## begin Exercise materials

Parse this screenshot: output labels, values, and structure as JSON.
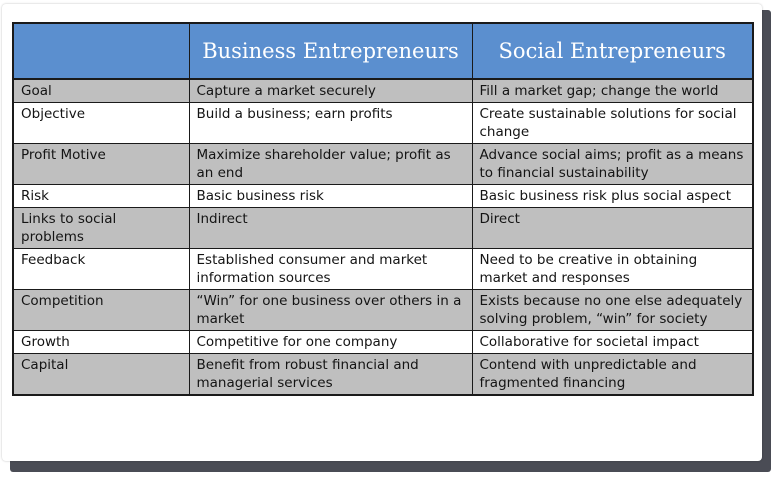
{
  "table": {
    "headers": [
      "",
      "Business Entrepreneurs",
      "Social Entrepreneurs"
    ],
    "rows": [
      {
        "aspect": "Goal",
        "business": "Capture a market securely",
        "social": "Fill a market gap; change the world"
      },
      {
        "aspect": "Objective",
        "business": "Build a business; earn profits",
        "social": "Create sustainable solutions for social change"
      },
      {
        "aspect": "Profit Motive",
        "business": "Maximize shareholder value; profit as an end",
        "social": "Advance social aims; profit as a means to financial sustainability"
      },
      {
        "aspect": "Risk",
        "business": "Basic business risk",
        "social": "Basic business risk plus social aspect"
      },
      {
        "aspect": "Links to social problems",
        "business": "Indirect",
        "social": "Direct"
      },
      {
        "aspect": "Feedback",
        "business": "Established consumer and market information sources",
        "social": "Need to be creative in obtaining market and responses"
      },
      {
        "aspect": "Competition",
        "business": "“Win” for one business over others in a market",
        "social": "Exists because no one else adequately solving problem, “win” for society"
      },
      {
        "aspect": "Growth",
        "business": "Competitive for one company",
        "social": "Collaborative for societal impact"
      },
      {
        "aspect": "Capital",
        "business": "Benefit from robust financial and managerial services",
        "social": "Contend with unpredictable and fragmented financing"
      }
    ]
  },
  "colors": {
    "header_bg": "#5b8fcf",
    "header_text": "#ffffff",
    "row_shaded": "#bfbfbf",
    "row_plain": "#ffffff",
    "border": "#1a1a1a"
  }
}
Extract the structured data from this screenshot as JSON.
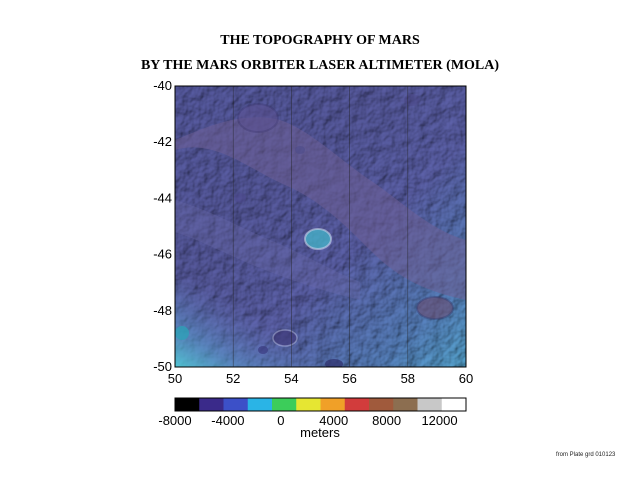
{
  "title": {
    "line1": "THE TOPOGRAPHY OF MARS",
    "line2": "BY THE MARS ORBITER LASER ALTIMETER (MOLA)"
  },
  "map": {
    "longitude_ticks": [
      "50",
      "52",
      "54",
      "56",
      "58",
      "60"
    ],
    "latitude_ticks": [
      "-40",
      "-42",
      "-44",
      "-46",
      "-48",
      "-50"
    ],
    "lon_range": [
      50,
      60
    ],
    "lat_range": [
      -50,
      -40
    ],
    "gridlines": true
  },
  "colorbar": {
    "ticks": [
      "-8000",
      "-4000",
      "0",
      "4000",
      "8000",
      "12000"
    ],
    "label": "meters",
    "range": [
      -8000,
      14000
    ],
    "colors": [
      "#000000",
      "#3a2a8a",
      "#3c50c8",
      "#2ab4e6",
      "#3ccd5a",
      "#e6e632",
      "#f0a028",
      "#d23c3c",
      "#a05a3c",
      "#8c6e50",
      "#c8c8c8",
      "#ffffff"
    ]
  },
  "footnote": "from Plate grd 010123"
}
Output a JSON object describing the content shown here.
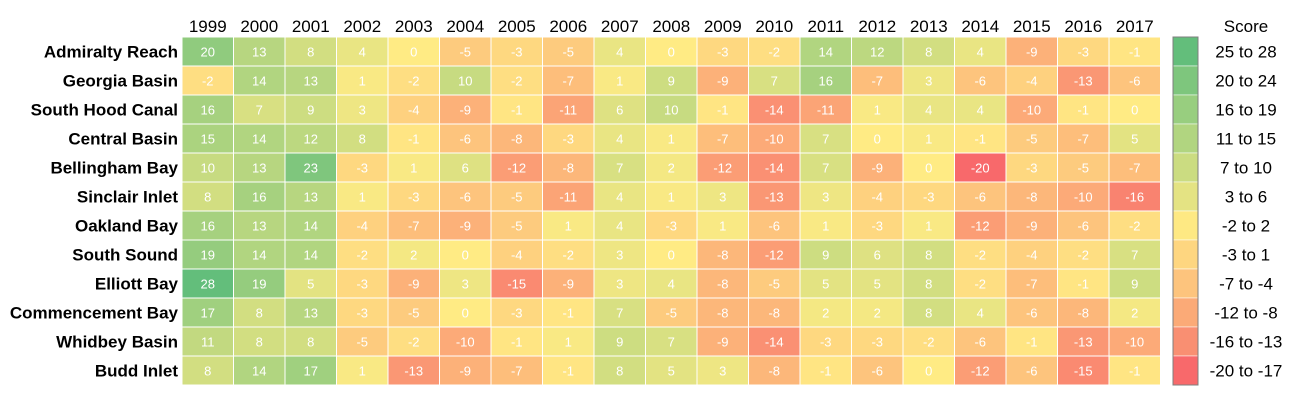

## end Exercise materials

Restate the full listing verbatim and drop every picture.

Parse this screenshot: output labels, values, and structure as JSON.
{
  "table": {
    "headers": [
      "",
      "Business Entrepreneurs",
      "Social Entrepreneurs"
    ],
    "rows": [
      {
        "aspect": "Goal",
        "business": "Capture a market securely",
        "social": "Fill a market gap; change the world"
      },
      {
        "aspect": "Objective",
        "business": "Build a business; earn profits",
        "social": "Create sustainable solutions for social change"
      },
      {
        "aspect": "Profit Motive",
        "business": "Maximize shareholder value; profit as an end",
        "social": "Advance social aims; profit as a means to financial sustainability"
      },
      {
        "aspect": "Risk",
        "business": "Basic business risk",
        "social": "Basic business risk plus social aspect"
      },
      {
        "aspect": "Links to social problems",
        "business": "Indirect",
        "social": "Direct"
      },
      {
        "aspect": "Feedback",
        "business": "Established consumer and market information sources",
        "social": "Need to be creative in obtaining market and responses"
      },
      {
        "aspect": "Competition",
        "business": "“Win” for one business over others in a market",
        "social": "Exists because no one else adequately solving problem, “win” for society"
      },
      {
        "aspect": "Growth",
        "business": "Competitive for one company",
        "social": "Collaborative for societal impact"
      },
      {
        "aspect": "Capital",
        "business": "Benefit from robust financial and managerial services",
        "social": "Contend with unpredictable and fragmented financing"
      }
    ]
  },
  "colors": {
    "header_bg": "#5b8fcf",
    "header_text": "#ffffff",
    "row_shaded": "#bfbfbf",
    "row_plain": "#ffffff",
    "border": "#1a1a1a"
  }
}
Extract the structured data from this screenshot as JSON.
{
  "title": {
    "line1": "THE TOPOGRAPHY OF MARS",
    "line2": "BY THE MARS ORBITER LASER ALTIMETER (MOLA)"
  },
  "map": {
    "longitude_ticks": [
      "50",
      "52",
      "54",
      "56",
      "58",
      "60"
    ],
    "latitude_ticks": [
      "-40",
      "-42",
      "-44",
      "-46",
      "-48",
      "-50"
    ],
    "lon_range": [
      50,
      60
    ],
    "lat_range": [
      -50,
      -40
    ],
    "gridlines": true
  },
  "colorbar": {
    "ticks": [
      "-8000",
      "-4000",
      "0",
      "4000",
      "8000",
      "12000"
    ],
    "label": "meters",
    "range": [
      -8000,
      14000
    ],
    "colors": [
      "#000000",
      "#3a2a8a",
      "#3c50c8",
      "#2ab4e6",
      "#3ccd5a",
      "#e6e632",
      "#f0a028",
      "#d23c3c",
      "#a05a3c",
      "#8c6e50",
      "#c8c8c8",
      "#ffffff"
    ]
  },
  "footnote": "from Plate grd 010123"
}
Output a JSON object describing the content shown here.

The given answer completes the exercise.